Work required — Extract every line that contains the string "несовершеннолетних".

-------

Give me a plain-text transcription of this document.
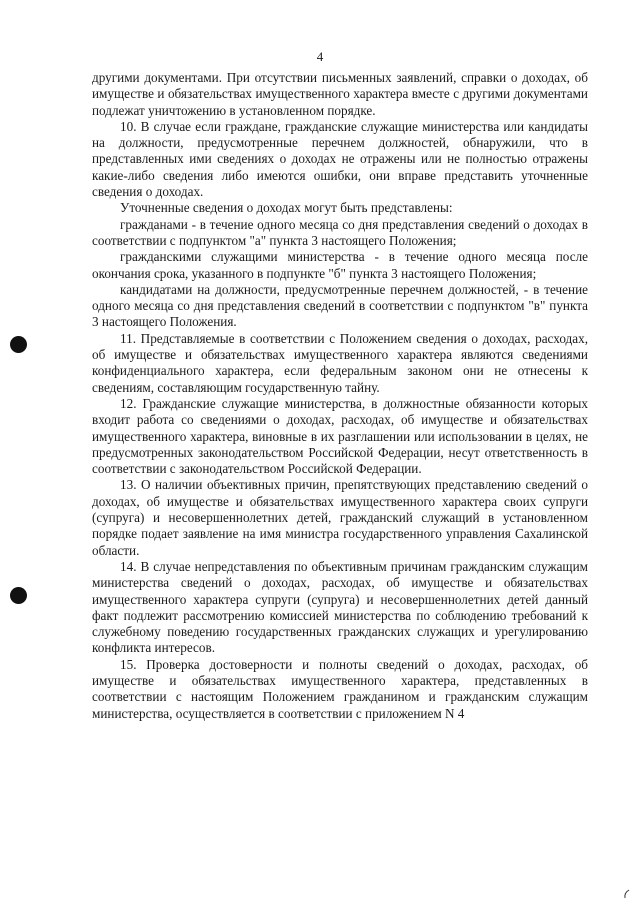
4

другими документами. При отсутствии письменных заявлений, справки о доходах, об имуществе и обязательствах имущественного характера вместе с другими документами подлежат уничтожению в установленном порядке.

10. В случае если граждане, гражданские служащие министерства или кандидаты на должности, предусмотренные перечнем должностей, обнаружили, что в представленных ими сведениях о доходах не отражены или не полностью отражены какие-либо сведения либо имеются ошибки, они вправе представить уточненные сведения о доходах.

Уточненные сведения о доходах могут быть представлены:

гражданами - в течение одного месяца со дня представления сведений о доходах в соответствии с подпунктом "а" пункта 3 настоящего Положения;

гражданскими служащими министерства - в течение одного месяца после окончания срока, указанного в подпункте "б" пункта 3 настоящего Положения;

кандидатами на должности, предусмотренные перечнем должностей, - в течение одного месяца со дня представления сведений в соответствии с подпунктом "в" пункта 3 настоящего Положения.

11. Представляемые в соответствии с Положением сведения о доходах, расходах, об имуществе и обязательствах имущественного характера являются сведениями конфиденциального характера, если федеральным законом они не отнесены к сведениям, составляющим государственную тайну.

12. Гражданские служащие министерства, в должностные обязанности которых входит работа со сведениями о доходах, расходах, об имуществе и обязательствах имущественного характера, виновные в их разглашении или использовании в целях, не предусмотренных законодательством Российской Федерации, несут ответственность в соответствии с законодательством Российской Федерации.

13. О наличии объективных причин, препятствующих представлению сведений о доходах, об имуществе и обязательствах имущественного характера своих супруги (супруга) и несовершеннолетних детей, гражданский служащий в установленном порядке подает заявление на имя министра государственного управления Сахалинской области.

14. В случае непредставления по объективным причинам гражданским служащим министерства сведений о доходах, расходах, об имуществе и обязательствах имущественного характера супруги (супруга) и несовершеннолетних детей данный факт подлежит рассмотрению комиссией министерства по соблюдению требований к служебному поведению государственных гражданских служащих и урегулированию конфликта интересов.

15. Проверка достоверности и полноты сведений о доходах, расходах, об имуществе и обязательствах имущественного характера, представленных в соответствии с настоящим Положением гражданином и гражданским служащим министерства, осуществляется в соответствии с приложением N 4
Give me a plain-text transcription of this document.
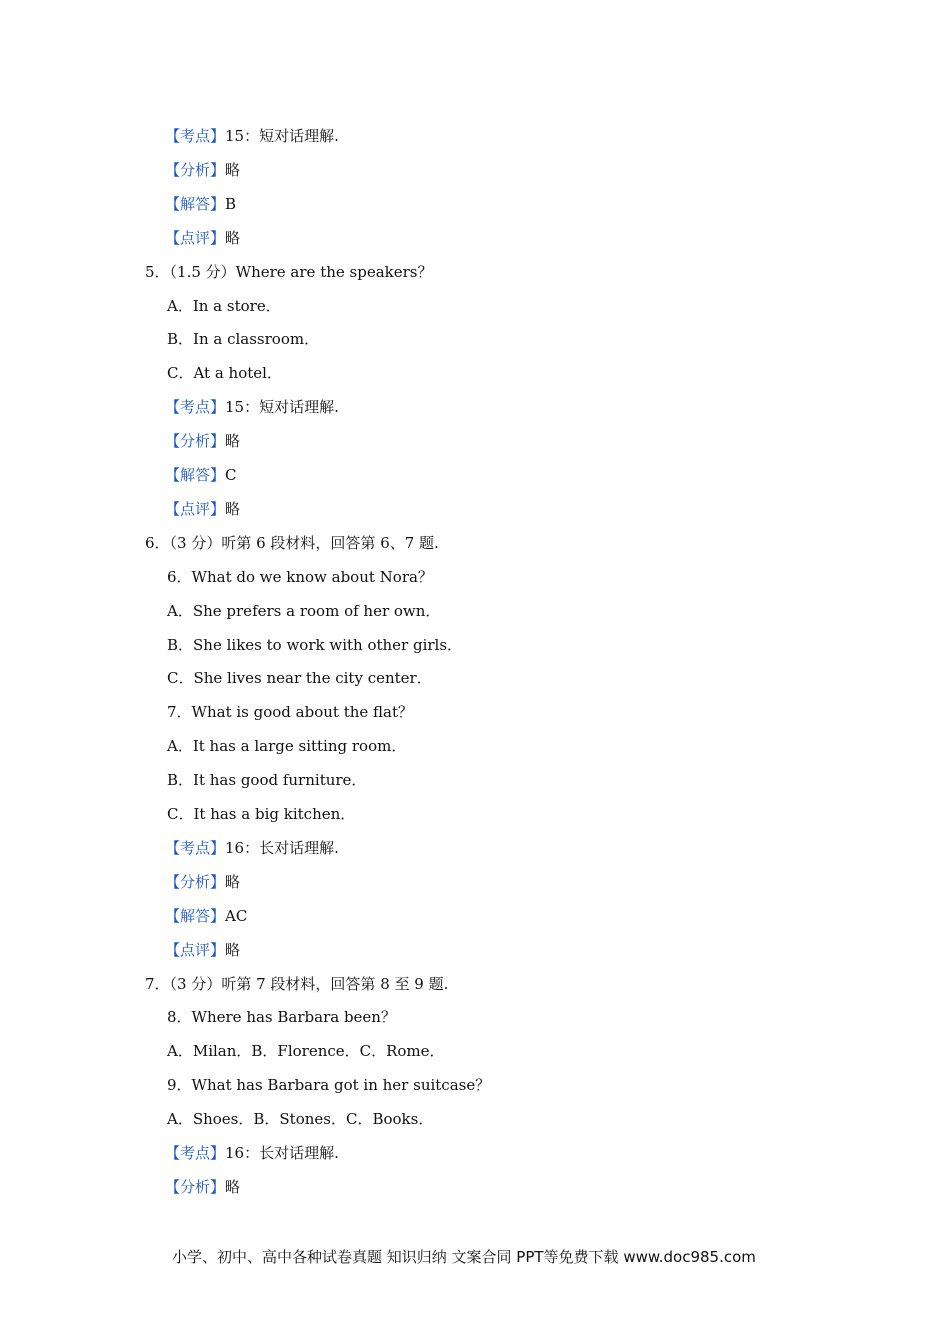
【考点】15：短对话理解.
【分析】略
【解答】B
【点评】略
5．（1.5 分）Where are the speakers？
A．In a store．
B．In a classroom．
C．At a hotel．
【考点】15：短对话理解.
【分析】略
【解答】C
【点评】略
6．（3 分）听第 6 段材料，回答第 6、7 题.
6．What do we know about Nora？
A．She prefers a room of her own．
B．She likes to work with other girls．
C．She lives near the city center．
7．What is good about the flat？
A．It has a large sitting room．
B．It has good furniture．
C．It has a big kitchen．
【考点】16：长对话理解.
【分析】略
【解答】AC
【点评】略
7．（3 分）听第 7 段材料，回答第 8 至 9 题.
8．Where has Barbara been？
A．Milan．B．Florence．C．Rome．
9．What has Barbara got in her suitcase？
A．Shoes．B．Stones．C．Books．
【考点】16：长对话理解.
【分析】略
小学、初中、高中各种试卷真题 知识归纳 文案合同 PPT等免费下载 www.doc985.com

-------

Solution —
13. О наличии объективных причин, препятствующих представлению сведений о доходах, об имуществе и обязательствах имущественного характера своих супруги (супруга) и несовершеннолетних детей, гражданский служащий в установленном порядке подает заявление на имя министра государственного управления Сахалинской области.
14. В случае непредставления по объективным причинам гражданским служащим министерства сведений о доходах, расходах, об имуществе и обязательствах имущественного характера супруги (супруга) и несовершеннолетних детей данный факт подлежит рассмотрению комиссией министерства по соблюдению требований к служебному поведению государственных гражданских служащих и урегулированию конфликта интересов.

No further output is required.